■ **Exercise directions**
Restate all of the data exactly.

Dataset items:
════════

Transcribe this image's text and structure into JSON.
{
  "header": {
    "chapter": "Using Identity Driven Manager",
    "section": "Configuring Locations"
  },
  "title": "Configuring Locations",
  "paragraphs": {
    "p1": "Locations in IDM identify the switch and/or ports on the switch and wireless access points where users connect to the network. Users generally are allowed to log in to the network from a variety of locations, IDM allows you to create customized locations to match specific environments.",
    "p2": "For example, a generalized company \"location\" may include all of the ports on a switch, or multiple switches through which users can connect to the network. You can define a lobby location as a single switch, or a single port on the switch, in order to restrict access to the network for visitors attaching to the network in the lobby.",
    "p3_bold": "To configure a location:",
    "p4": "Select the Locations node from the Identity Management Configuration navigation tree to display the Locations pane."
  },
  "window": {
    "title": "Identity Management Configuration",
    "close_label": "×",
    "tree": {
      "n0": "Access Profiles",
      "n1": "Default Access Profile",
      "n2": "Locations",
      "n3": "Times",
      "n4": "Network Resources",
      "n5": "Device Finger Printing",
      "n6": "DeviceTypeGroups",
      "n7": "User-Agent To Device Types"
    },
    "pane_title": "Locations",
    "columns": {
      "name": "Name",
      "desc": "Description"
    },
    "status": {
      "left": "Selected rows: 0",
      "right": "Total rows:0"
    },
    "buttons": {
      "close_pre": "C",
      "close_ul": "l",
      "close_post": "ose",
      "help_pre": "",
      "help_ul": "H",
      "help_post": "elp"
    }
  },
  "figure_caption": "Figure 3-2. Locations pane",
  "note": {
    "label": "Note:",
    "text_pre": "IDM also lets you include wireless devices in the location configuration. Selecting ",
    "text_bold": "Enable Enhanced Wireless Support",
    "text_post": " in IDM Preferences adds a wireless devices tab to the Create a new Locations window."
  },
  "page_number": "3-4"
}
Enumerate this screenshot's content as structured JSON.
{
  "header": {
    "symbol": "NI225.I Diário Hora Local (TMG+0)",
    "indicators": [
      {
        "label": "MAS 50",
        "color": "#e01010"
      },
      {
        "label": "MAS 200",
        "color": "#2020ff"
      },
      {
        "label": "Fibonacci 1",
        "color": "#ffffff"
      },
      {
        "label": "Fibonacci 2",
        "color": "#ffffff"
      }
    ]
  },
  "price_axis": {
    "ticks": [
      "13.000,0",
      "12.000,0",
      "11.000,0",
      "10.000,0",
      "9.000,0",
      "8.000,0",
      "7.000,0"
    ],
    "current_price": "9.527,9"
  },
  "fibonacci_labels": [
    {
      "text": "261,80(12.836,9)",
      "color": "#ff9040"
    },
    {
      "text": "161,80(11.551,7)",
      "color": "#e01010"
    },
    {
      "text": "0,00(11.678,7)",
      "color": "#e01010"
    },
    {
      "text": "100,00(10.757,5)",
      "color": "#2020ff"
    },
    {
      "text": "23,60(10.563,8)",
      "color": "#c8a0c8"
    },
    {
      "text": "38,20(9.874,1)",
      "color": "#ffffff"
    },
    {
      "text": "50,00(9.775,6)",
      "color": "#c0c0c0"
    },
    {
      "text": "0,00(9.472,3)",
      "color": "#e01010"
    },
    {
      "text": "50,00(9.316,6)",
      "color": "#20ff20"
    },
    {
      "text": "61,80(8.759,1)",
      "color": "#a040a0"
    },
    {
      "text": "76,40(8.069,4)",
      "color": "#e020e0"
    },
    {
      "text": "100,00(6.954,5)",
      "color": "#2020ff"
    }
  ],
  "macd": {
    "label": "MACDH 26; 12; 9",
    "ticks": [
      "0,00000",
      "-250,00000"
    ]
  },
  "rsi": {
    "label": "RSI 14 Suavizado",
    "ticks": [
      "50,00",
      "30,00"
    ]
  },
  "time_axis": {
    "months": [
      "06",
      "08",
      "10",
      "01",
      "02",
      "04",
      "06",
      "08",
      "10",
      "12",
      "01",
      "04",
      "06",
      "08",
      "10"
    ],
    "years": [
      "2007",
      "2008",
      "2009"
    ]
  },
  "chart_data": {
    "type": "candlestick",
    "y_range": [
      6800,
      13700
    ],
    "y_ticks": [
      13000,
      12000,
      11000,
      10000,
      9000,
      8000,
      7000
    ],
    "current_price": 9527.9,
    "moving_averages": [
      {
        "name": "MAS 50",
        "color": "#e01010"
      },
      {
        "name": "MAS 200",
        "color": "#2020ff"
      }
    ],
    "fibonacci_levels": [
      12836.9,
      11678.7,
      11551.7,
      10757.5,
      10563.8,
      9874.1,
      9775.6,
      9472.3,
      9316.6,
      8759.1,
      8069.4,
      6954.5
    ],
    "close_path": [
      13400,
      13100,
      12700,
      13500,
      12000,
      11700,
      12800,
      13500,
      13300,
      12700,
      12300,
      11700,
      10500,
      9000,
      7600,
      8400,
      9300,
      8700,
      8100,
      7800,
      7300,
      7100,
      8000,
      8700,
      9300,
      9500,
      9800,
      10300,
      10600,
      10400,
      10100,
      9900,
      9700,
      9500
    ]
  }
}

════════

■ **Task result**
Transcribe this image's text and structure into JSON.
{
  "header": {
    "chapter": "Using Identity Driven Manager",
    "section": "Configuring Locations"
  },
  "title": "Configuring Locations",
  "paragraphs": {
    "p1": "Locations in IDM identify the switch and/or ports on the switch and wireless access points where users connect to the network. Users generally are allowed to log in to the network from a variety of locations, IDM allows you to create customized locations to match specific environments.",
    "p2": "For example, a generalized company \"location\" may include all of the ports on a switch, or multiple switches through which users can connect to the network. You can define a lobby location as a single switch, or a single port on the switch, in order to restrict access to the network for visitors attaching to the network in the lobby.",
    "p3_bold": "To configure a location:",
    "p4": "Select the Locations node from the Identity Management Configuration navigation tree to display the Locations pane."
  },
  "window": {
    "title": "Identity Management Configuration",
    "close_label": "×",
    "tree": {
      "n0": "Access Profiles",
      "n1": "Default Access Profile",
      "n2": "Locations",
      "n3": "Times",
      "n4": "Network Resources",
      "n5": "Device Finger Printing",
      "n6": "DeviceTypeGroups",
      "n7": "User-Agent To Device Types"
    },
    "pane_title": "Locations",
    "columns": {
      "name": "Name",
      "desc": "Description"
    },
    "status": {
      "left": "Selected rows: 0",
      "right": "Total rows:0"
    },
    "buttons": {
      "close_pre": "C",
      "close_ul": "l",
      "close_post": "ose",
      "help_pre": "",
      "help_ul": "H",
      "help_post": "elp"
    }
  },
  "figure_caption": "Figure 3-2. Locations pane",
  "note": {
    "label": "Note:",
    "text_pre": "IDM also lets you include wireless devices in the location configuration. Selecting ",
    "text_bold": "Enable Enhanced Wireless Support",
    "text_post": " in IDM Preferences adds a wireless devices tab to the Create a new Locations window."
  },
  "page_number": "3-4"
}
Enumerate this screenshot's content as structured JSON.
{
  "header": {
    "symbol": "NI225.I Diário Hora Local (TMG+0)",
    "indicators": [
      {
        "label": "MAS 50",
        "color": "#e01010"
      },
      {
        "label": "MAS 200",
        "color": "#2020ff"
      },
      {
        "label": "Fibonacci 1",
        "color": "#ffffff"
      },
      {
        "label": "Fibonacci 2",
        "color": "#ffffff"
      }
    ]
  },
  "price_axis": {
    "ticks": [
      "13.000,0",
      "12.000,0",
      "11.000,0",
      "10.000,0",
      "9.000,0",
      "8.000,0",
      "7.000,0"
    ],
    "current_price": "9.527,9"
  },
  "fibonacci_labels": [
    {
      "text": "261,80(12.836,9)",
      "color": "#ff9040"
    },
    {
      "text": "161,80(11.551,7)",
      "color": "#e01010"
    },
    {
      "text": "0,00(11.678,7)",
      "color": "#e01010"
    },
    {
      "text": "100,00(10.757,5)",
      "color": "#2020ff"
    },
    {
      "text": "23,60(10.563,8)",
      "color": "#c8a0c8"
    },
    {
      "text": "38,20(9.874,1)",
      "color": "#ffffff"
    },
    {
      "text": "50,00(9.775,6)",
      "color": "#c0c0c0"
    },
    {
      "text": "0,00(9.472,3)",
      "color": "#e01010"
    },
    {
      "text": "50,00(9.316,6)",
      "color": "#20ff20"
    },
    {
      "text": "61,80(8.759,1)",
      "color": "#a040a0"
    },
    {
      "text": "76,40(8.069,4)",
      "color": "#e020e0"
    },
    {
      "text": "100,00(6.954,5)",
      "color": "#2020ff"
    }
  ],
  "macd": {
    "label": "MACDH 26; 12; 9",
    "ticks": [
      "0,00000",
      "-250,00000"
    ]
  },
  "rsi": {
    "label": "RSI 14 Suavizado",
    "ticks": [
      "50,00",
      "30,00"
    ]
  },
  "time_axis": {
    "months": [
      "06",
      "08",
      "10",
      "01",
      "02",
      "04",
      "06",
      "08",
      "10",
      "12",
      "01",
      "04",
      "06",
      "08",
      "10"
    ],
    "years": [
      "2007",
      "2008",
      "2009"
    ]
  },
  "chart_data": {
    "type": "candlestick",
    "y_range": [
      6800,
      13700
    ],
    "y_ticks": [
      13000,
      12000,
      11000,
      10000,
      9000,
      8000,
      7000
    ],
    "current_price": 9527.9,
    "moving_averages": [
      {
        "name": "MAS 50",
        "color": "#e01010"
      },
      {
        "name": "MAS 200",
        "color": "#2020ff"
      }
    ],
    "fibonacci_levels": [
      12836.9,
      11678.7,
      11551.7,
      10757.5,
      10563.8,
      9874.1,
      9775.6,
      9472.3,
      9316.6,
      8759.1,
      8069.4,
      6954.5
    ],
    "close_path": [
      13400,
      13100,
      12700,
      13500,
      12000,
      11700,
      12800,
      13500,
      13300,
      12700,
      12300,
      11700,
      10500,
      9000,
      7600,
      8400,
      9300,
      8700,
      8100,
      7800,
      7300,
      7100,
      8000,
      8700,
      9300,
      9500,
      9800,
      10300,
      10600,
      10400,
      10100,
      9900,
      9700,
      9500
    ]
  }
}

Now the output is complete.